# [WHAT TO WORK ON]
Which lines in the material below contain the word "median"? Copy each of them.

(Data listing)

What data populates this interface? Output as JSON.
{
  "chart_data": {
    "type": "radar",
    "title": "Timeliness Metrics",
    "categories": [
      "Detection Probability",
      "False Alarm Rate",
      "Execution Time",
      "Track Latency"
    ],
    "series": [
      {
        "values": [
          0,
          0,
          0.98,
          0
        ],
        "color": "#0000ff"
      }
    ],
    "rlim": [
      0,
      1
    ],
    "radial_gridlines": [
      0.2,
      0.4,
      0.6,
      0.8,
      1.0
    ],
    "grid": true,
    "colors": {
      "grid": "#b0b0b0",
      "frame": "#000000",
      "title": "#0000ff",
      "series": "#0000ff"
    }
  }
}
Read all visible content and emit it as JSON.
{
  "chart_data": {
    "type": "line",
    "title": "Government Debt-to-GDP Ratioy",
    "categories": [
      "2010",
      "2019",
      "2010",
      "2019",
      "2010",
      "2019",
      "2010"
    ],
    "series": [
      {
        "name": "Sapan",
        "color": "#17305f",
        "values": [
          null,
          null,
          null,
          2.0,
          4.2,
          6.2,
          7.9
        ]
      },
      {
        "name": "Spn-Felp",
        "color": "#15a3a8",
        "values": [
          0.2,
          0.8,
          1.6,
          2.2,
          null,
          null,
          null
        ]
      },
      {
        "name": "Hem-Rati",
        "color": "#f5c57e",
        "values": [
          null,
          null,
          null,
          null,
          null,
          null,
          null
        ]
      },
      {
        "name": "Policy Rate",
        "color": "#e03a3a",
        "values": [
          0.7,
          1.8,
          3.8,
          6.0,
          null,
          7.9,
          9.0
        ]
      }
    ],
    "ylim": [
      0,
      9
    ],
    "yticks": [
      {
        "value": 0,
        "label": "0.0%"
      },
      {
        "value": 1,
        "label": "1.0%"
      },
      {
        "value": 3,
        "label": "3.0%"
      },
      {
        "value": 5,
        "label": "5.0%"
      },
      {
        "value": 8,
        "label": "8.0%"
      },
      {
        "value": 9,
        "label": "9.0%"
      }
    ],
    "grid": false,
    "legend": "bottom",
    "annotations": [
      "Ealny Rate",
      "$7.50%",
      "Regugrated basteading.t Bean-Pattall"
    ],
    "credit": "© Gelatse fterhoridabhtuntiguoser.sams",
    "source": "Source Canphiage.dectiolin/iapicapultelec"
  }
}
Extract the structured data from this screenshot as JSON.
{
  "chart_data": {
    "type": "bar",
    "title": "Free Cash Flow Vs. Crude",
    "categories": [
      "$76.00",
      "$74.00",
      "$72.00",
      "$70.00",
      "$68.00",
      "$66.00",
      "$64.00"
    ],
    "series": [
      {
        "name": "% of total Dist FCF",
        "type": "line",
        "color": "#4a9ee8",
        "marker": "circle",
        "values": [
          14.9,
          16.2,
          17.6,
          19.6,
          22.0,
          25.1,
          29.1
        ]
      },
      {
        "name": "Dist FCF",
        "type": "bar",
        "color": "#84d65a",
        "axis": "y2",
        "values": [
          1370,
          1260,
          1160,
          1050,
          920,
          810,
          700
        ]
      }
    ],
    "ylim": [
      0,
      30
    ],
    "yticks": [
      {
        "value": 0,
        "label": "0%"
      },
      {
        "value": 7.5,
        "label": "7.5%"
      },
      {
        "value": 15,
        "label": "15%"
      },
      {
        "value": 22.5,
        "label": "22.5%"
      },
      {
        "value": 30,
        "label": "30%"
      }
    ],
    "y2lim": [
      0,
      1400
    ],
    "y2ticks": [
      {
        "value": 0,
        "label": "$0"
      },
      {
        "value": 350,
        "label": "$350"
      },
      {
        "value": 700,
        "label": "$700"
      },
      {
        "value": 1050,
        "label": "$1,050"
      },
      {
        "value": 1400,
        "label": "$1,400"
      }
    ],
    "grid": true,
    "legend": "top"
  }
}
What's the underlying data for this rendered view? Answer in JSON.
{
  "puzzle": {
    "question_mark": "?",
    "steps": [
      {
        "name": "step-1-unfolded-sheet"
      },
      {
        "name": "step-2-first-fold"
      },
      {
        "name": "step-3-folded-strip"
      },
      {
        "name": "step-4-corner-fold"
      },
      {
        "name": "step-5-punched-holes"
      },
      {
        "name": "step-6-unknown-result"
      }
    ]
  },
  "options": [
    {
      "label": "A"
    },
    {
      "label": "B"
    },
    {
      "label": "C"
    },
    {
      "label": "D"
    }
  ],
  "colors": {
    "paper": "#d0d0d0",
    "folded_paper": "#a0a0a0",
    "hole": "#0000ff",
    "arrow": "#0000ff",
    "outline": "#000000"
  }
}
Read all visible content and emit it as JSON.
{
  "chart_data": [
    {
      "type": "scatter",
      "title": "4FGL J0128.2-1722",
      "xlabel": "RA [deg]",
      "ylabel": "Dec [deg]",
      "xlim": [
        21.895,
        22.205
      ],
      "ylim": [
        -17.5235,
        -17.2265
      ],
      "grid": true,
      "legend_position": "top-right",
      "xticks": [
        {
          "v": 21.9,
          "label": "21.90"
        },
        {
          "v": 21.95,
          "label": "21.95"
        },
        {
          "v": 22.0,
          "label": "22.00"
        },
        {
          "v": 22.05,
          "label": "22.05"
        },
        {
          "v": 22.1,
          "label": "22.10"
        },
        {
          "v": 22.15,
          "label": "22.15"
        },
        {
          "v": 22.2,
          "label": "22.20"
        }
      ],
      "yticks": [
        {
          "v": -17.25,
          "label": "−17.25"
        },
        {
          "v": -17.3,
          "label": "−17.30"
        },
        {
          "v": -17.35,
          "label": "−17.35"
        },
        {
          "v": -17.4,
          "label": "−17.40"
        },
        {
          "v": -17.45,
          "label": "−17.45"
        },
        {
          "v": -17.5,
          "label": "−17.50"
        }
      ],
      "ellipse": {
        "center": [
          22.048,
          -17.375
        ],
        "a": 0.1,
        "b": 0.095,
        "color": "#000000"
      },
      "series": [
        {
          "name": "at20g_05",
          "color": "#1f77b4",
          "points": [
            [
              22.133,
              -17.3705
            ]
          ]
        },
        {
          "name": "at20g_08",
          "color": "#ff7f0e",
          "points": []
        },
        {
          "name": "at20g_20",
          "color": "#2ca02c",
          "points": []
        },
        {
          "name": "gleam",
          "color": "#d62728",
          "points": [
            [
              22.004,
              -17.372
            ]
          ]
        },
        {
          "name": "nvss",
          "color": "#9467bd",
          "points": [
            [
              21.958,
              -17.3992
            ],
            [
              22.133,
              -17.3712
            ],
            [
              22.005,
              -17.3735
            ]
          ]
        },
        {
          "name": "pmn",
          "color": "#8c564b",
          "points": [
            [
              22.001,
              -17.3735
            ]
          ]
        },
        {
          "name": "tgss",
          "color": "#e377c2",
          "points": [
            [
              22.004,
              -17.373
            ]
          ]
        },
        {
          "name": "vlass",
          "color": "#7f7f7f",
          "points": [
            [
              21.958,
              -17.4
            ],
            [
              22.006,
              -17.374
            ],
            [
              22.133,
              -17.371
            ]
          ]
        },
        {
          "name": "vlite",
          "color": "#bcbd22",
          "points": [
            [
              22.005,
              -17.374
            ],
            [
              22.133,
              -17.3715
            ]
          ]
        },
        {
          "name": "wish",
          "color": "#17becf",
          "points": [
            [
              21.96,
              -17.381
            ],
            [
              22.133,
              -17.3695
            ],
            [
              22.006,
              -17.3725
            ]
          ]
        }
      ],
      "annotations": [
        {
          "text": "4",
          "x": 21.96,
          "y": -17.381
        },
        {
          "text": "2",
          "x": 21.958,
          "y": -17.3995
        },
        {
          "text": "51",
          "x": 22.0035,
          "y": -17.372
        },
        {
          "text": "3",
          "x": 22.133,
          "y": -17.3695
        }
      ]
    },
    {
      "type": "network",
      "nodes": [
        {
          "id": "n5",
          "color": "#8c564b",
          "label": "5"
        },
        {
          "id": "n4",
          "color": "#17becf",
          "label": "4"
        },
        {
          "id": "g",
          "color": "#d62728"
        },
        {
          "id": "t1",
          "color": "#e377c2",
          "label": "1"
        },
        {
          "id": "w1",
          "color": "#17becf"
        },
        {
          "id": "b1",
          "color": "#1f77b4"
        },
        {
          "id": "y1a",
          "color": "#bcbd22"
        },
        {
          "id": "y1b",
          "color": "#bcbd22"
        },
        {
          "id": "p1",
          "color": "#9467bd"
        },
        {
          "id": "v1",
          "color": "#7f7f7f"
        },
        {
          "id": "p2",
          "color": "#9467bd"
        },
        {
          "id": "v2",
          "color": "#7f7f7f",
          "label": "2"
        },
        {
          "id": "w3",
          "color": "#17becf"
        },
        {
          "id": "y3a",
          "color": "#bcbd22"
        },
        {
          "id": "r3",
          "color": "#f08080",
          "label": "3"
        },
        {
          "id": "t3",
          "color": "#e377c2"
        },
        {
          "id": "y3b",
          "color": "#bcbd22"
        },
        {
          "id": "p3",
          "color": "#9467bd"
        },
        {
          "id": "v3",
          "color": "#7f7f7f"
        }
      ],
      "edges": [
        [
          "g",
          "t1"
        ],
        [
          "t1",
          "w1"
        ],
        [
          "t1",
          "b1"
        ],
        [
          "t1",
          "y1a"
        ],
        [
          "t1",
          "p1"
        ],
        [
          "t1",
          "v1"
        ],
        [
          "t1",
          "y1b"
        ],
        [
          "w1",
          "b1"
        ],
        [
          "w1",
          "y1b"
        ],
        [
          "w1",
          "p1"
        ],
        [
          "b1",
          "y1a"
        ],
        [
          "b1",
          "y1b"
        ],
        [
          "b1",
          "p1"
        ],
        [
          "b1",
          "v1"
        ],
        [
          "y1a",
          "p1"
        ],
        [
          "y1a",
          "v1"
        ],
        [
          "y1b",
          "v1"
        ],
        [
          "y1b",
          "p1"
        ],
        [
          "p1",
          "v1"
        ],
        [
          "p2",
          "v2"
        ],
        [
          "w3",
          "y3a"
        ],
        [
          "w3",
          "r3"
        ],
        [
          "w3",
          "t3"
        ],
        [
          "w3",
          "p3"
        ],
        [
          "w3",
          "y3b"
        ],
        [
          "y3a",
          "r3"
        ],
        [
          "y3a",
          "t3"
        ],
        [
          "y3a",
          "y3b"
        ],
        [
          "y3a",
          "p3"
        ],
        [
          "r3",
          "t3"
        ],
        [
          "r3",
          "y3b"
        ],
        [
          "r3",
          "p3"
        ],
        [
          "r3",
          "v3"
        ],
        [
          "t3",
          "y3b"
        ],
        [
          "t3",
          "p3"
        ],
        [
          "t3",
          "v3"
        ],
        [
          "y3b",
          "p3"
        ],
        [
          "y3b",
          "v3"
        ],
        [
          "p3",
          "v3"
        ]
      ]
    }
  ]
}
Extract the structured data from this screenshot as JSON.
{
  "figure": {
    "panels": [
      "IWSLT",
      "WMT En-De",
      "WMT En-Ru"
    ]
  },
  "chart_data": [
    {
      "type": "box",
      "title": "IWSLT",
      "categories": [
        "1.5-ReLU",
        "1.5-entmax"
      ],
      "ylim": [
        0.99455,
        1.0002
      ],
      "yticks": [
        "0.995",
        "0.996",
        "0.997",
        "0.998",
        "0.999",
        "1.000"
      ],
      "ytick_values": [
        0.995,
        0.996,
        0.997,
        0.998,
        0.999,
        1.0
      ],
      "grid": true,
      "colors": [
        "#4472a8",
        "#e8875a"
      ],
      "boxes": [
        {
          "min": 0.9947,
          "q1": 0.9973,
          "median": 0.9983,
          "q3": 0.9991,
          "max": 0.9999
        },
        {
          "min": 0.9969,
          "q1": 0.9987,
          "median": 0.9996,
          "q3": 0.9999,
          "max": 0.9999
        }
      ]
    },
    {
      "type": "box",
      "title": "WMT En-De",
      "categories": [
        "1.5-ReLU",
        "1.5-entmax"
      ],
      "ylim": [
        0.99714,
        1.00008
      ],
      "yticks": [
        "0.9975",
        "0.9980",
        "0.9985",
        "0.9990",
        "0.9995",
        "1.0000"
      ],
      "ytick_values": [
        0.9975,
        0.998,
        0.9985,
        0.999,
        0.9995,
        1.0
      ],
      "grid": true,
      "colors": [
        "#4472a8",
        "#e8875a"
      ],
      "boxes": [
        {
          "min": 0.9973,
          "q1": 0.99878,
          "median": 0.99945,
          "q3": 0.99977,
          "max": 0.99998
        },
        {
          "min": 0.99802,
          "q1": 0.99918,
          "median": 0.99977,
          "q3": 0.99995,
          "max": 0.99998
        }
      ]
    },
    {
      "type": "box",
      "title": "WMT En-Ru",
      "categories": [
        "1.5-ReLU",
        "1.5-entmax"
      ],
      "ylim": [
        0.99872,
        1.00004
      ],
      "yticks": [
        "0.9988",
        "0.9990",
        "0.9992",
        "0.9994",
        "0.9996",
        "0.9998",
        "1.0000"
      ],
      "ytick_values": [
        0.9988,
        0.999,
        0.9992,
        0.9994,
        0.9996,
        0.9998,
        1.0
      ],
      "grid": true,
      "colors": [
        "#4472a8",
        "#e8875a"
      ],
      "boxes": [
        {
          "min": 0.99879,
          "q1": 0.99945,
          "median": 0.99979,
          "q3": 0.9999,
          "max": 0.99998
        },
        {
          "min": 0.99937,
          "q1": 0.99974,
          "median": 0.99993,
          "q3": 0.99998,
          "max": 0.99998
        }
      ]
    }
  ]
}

# [CORRECT OUTPUT]
          "median": 0.9983,
          "median": 0.9996,
          "median": 0.99945,
          "median": 0.99977,
          "median": 0.99979,
          "median": 0.99993,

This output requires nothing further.